Task to complete: Where a line in the listing below contains the word "auch", copy that line.

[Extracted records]
-------------------------

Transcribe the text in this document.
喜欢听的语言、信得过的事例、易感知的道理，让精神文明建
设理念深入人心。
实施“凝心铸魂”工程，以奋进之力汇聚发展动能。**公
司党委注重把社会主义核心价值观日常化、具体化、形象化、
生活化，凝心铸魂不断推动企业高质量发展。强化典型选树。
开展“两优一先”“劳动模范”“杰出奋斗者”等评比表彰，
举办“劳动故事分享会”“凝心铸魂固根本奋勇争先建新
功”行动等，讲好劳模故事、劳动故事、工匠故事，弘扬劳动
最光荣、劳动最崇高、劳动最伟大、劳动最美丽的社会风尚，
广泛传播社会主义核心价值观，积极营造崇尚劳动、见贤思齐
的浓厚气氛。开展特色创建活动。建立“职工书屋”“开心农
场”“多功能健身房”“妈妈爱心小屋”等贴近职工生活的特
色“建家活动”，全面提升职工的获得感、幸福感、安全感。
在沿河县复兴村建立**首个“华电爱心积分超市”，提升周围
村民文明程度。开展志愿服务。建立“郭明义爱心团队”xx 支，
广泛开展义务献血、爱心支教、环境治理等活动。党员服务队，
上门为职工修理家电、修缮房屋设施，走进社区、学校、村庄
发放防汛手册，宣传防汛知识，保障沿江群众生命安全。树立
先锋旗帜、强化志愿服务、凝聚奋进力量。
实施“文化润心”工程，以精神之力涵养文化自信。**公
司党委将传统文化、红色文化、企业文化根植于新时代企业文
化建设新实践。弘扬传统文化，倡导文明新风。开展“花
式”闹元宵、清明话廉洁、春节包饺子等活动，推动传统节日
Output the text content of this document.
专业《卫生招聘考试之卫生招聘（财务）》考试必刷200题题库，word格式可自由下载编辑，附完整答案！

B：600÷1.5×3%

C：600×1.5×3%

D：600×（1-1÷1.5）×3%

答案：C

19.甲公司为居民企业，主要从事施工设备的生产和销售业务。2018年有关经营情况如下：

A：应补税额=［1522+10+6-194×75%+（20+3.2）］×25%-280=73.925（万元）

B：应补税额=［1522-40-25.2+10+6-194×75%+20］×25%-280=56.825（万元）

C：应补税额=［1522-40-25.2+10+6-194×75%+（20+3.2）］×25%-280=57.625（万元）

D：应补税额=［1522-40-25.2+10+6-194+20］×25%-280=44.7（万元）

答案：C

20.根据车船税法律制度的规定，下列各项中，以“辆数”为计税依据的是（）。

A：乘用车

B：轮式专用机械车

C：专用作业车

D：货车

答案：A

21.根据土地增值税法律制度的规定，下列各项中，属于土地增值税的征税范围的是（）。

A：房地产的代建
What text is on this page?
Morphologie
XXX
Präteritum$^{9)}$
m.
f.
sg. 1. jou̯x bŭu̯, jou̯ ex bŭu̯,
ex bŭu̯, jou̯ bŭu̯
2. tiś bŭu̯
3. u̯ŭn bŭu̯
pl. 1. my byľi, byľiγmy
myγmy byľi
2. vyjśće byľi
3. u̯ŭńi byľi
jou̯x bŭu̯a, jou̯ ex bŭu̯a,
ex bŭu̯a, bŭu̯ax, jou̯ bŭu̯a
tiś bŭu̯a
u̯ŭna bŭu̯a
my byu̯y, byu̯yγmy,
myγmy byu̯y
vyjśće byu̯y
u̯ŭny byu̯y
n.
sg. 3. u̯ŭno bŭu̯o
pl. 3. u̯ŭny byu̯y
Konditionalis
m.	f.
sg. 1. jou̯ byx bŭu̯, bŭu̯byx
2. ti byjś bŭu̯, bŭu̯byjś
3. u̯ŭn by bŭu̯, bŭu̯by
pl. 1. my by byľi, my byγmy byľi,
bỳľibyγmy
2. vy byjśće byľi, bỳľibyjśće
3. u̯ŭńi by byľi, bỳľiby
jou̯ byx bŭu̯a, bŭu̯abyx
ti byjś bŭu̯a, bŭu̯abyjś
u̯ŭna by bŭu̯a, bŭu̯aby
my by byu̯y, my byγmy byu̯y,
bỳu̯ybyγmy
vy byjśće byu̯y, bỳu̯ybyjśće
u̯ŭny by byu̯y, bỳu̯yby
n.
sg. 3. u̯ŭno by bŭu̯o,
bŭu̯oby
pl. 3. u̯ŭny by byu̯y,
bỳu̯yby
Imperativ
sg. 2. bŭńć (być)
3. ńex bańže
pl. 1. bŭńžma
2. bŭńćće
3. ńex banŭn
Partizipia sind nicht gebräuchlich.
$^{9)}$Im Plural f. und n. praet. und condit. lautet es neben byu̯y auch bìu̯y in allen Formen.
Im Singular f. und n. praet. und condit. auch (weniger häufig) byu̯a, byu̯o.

-------------------------

Correct result:
$^{9)}$Im Plural f. und n. praet. und condit. lautet es neben byu̯y auch bìu̯y in allen Formen.
Im Singular f. und n. praet. und condit. auch (weniger häufig) byu̯a, byu̯o.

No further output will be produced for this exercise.